## WORK TO COMPLETE
The listing below is the input. Say how many of its lines contain "Asked", giving the number alone.

— START DATASET ROWS —

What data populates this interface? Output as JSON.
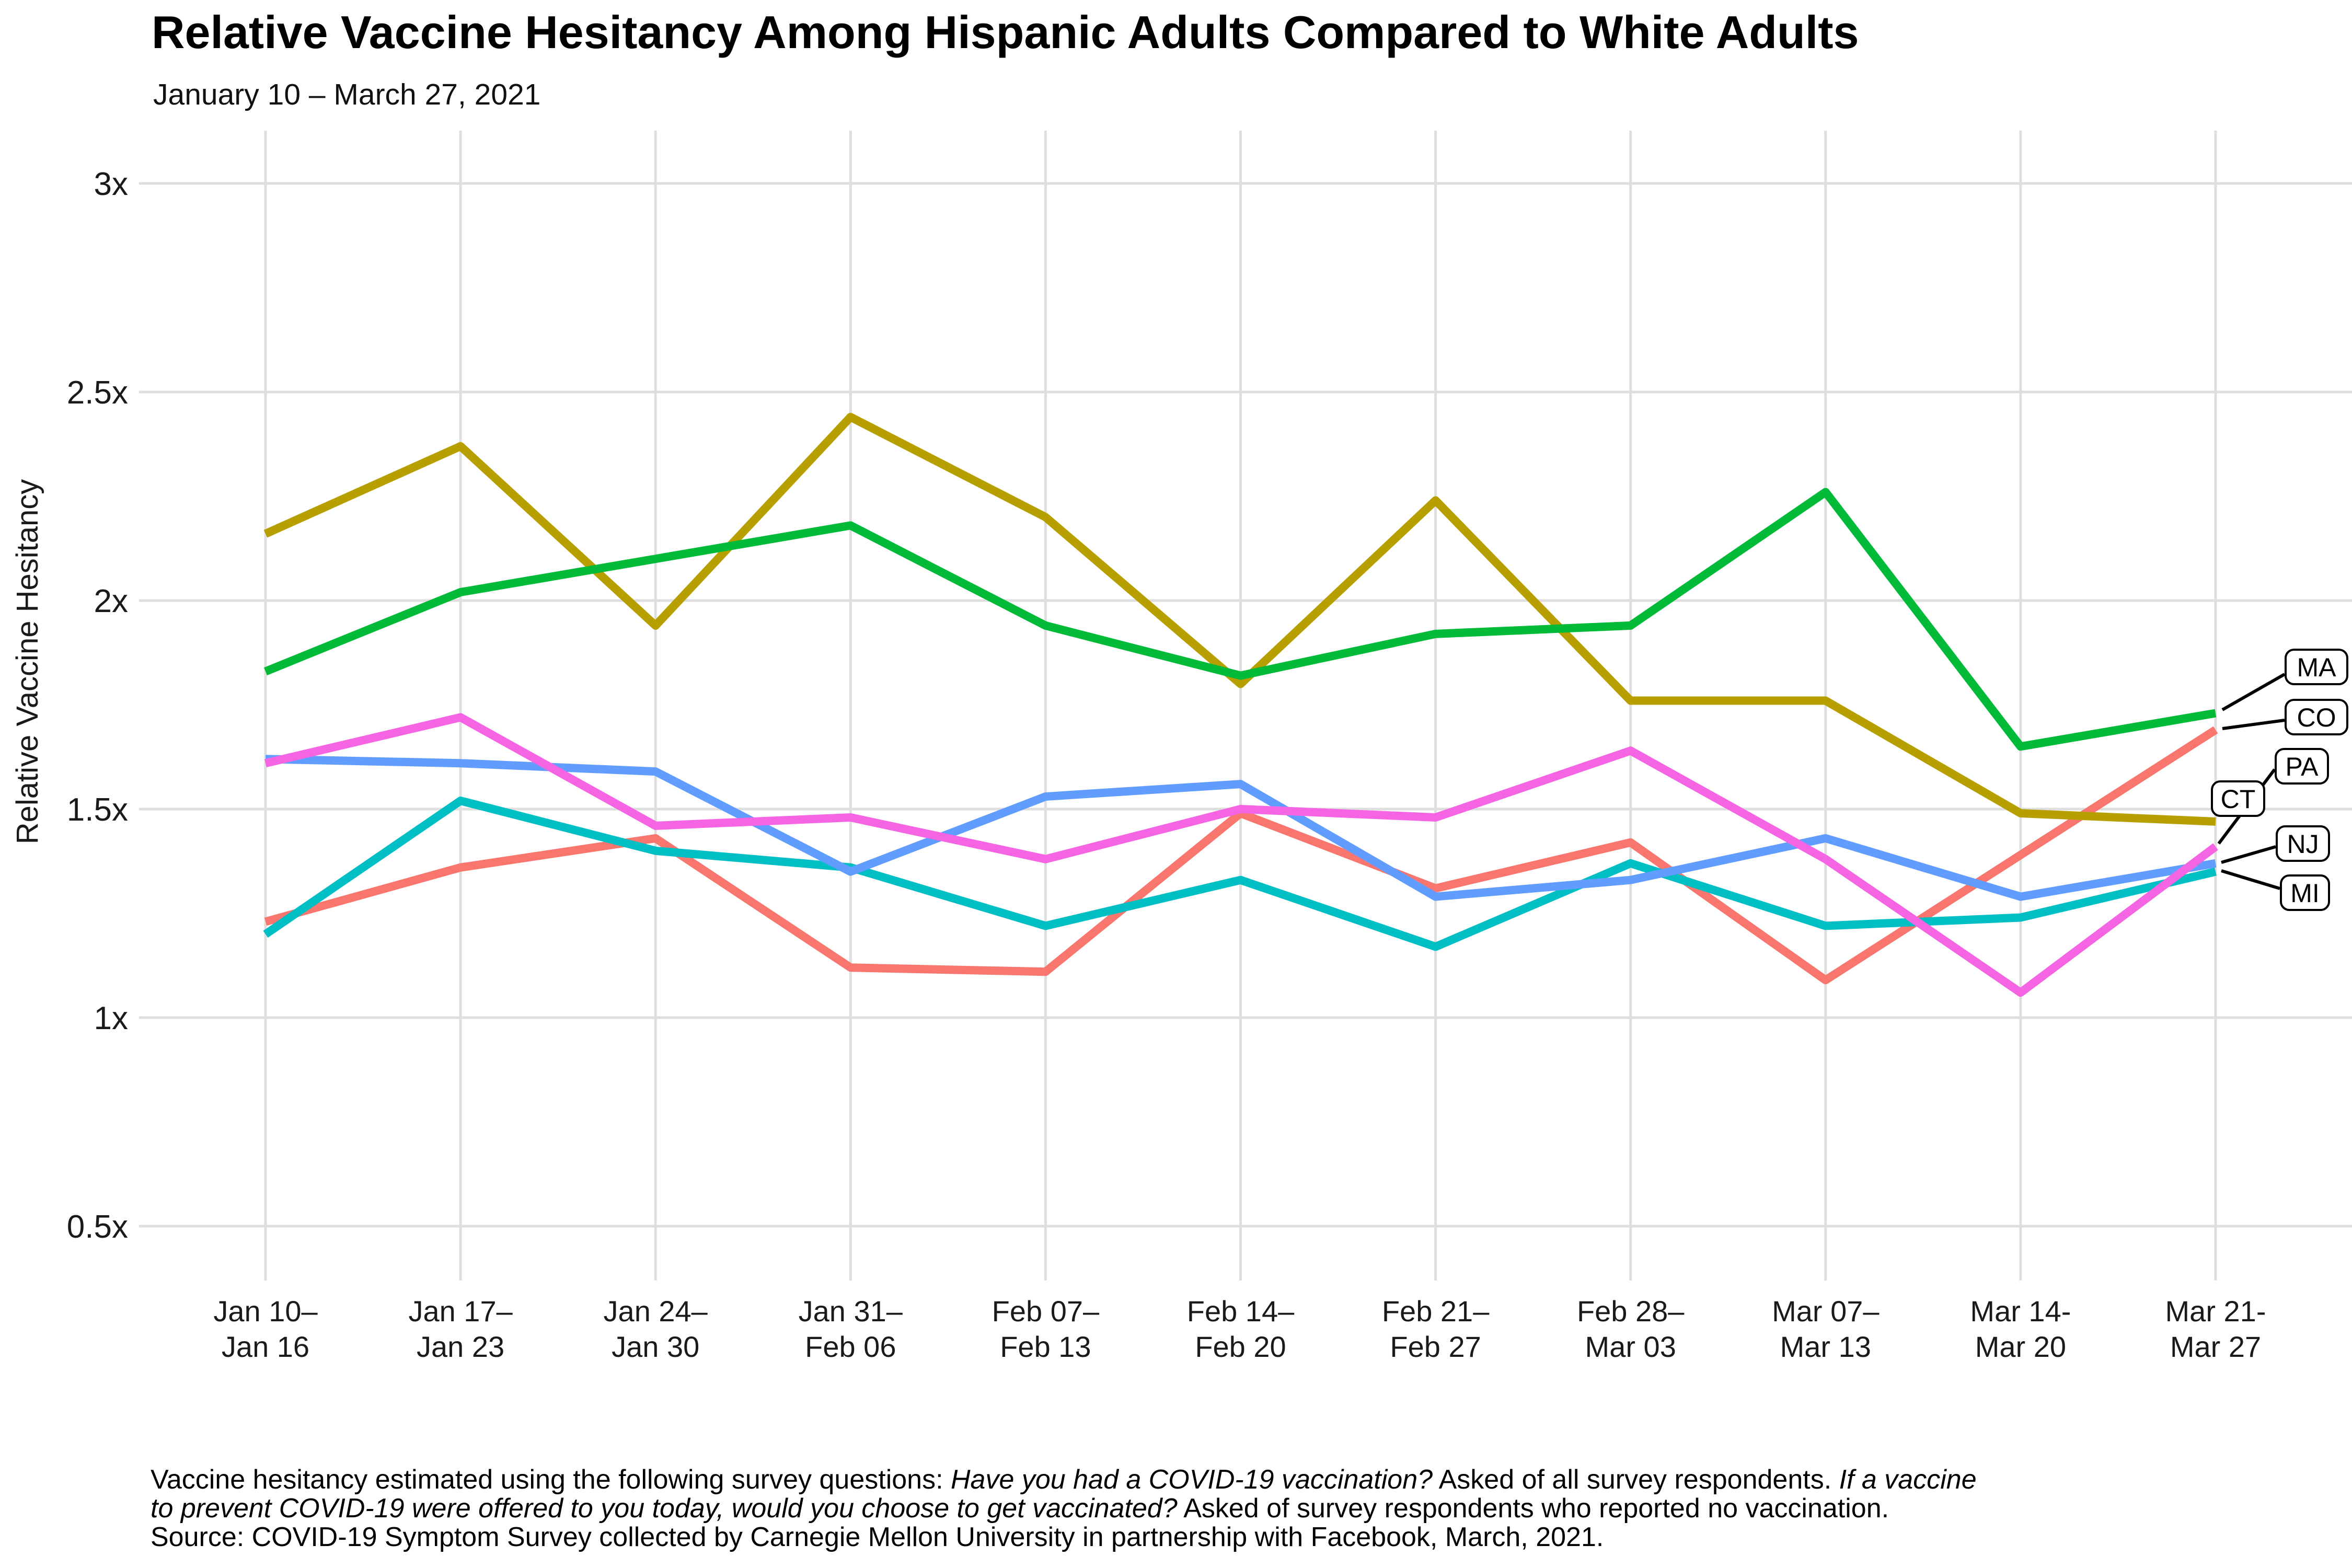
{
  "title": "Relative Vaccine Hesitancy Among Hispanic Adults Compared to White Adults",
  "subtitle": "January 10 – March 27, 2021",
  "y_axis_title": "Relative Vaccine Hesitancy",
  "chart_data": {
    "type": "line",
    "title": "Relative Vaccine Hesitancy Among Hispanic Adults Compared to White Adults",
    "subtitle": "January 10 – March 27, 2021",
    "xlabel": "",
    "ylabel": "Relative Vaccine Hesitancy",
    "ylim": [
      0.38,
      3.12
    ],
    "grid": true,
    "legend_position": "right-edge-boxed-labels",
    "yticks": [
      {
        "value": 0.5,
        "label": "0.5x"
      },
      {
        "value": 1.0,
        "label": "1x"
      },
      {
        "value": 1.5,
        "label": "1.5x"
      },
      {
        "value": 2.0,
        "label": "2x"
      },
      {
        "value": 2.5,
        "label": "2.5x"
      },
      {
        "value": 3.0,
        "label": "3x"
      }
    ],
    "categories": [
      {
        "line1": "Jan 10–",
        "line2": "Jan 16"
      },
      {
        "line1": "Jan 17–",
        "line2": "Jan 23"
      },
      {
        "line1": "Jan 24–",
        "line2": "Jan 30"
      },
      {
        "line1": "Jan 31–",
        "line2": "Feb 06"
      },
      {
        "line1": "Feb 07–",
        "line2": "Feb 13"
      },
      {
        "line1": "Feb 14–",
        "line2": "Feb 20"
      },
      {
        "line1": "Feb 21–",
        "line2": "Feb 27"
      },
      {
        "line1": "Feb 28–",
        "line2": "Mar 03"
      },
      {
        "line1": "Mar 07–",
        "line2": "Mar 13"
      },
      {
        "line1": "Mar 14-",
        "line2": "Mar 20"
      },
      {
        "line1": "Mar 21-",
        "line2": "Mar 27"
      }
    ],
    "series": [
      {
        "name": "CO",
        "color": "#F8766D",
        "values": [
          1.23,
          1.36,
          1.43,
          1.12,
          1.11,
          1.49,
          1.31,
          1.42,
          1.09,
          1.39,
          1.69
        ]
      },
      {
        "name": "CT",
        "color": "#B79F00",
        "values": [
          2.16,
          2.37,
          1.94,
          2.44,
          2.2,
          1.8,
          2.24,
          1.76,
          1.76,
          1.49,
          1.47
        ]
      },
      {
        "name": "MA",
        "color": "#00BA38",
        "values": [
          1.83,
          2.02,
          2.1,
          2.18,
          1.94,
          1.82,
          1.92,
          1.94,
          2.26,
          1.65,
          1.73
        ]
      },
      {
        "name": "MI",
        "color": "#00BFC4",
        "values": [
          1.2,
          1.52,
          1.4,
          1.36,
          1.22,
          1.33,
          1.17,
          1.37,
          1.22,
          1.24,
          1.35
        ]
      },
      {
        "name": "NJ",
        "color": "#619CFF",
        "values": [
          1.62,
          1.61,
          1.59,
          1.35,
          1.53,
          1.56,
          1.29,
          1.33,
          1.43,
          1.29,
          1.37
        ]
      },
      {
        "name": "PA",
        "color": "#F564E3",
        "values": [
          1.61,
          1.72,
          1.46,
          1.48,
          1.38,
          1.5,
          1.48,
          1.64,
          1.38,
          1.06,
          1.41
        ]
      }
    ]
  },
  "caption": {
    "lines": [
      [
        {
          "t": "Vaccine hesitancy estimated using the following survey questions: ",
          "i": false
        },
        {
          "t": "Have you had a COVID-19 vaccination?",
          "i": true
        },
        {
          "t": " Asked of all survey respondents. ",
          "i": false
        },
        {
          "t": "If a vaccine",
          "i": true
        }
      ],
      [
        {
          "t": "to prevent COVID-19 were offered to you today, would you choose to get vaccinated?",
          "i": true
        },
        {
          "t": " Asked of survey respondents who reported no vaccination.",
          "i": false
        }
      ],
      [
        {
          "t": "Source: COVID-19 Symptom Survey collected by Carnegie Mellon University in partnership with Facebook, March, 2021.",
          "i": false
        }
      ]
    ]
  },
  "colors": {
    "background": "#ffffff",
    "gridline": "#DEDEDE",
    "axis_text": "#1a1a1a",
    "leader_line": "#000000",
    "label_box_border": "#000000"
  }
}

— END DATASET ROWS —
— START DATASET ROWS —

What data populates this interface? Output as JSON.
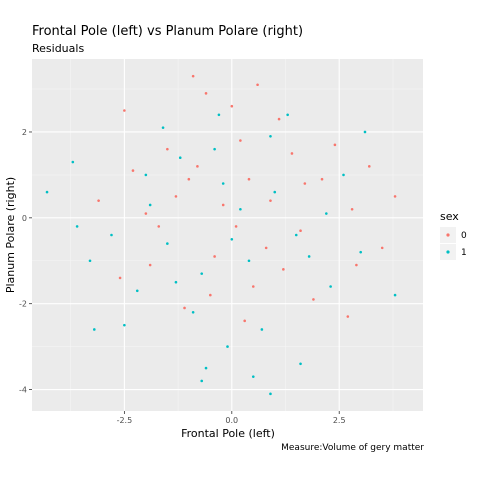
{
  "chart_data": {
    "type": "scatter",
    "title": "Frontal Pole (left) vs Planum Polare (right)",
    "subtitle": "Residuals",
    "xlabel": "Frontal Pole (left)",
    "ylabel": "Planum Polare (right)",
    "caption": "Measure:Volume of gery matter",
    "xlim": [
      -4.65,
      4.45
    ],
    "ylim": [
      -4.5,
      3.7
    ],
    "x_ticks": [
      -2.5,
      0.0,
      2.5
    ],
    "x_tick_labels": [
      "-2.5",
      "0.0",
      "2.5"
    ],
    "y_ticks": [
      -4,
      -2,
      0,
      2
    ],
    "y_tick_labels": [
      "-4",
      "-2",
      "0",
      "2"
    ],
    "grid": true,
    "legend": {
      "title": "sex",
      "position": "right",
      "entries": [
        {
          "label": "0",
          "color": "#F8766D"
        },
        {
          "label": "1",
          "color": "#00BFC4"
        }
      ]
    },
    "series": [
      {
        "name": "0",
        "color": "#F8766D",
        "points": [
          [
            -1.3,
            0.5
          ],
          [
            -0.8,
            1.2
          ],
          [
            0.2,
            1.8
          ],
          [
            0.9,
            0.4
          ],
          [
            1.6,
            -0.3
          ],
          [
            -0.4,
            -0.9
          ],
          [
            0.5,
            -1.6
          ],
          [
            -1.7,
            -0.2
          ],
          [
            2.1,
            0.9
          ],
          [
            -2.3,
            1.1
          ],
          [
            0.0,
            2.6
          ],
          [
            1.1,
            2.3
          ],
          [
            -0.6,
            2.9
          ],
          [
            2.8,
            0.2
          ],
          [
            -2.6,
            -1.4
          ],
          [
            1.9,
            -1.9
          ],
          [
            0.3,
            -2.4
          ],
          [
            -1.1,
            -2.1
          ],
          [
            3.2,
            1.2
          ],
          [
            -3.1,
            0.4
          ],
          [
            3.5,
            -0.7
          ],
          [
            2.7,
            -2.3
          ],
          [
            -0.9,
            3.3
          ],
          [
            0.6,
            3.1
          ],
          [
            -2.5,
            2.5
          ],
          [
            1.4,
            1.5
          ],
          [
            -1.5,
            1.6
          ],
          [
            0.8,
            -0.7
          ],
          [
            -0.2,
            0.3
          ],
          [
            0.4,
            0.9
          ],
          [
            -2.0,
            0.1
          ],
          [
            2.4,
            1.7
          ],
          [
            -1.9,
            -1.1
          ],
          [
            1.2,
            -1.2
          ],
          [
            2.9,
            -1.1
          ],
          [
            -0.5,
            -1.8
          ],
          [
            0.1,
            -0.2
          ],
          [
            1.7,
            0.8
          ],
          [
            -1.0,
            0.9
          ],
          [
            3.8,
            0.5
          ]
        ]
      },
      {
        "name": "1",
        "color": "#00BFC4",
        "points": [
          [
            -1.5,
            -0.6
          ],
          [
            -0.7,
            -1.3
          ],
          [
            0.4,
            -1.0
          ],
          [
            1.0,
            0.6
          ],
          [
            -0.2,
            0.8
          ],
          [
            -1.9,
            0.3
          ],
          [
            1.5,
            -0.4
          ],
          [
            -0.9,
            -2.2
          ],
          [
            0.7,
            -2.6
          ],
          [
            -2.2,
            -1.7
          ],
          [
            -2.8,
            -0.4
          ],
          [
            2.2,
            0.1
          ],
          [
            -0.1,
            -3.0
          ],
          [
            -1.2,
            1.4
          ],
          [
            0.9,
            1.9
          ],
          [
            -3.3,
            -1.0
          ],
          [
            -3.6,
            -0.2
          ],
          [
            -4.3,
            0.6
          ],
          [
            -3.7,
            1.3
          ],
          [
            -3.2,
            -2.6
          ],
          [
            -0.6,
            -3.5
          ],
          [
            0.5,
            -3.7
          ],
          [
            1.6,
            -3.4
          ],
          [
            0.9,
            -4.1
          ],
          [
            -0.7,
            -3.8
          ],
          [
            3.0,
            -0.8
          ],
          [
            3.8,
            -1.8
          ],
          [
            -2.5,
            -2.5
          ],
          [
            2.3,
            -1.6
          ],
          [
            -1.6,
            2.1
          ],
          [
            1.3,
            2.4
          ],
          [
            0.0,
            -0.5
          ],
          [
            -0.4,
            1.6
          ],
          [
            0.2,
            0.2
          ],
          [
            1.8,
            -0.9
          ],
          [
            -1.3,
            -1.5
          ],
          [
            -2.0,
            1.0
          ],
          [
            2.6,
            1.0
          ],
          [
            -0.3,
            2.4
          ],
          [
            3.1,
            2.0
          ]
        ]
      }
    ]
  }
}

— END DATASET ROWS —

## THE COMPLETED TASK
2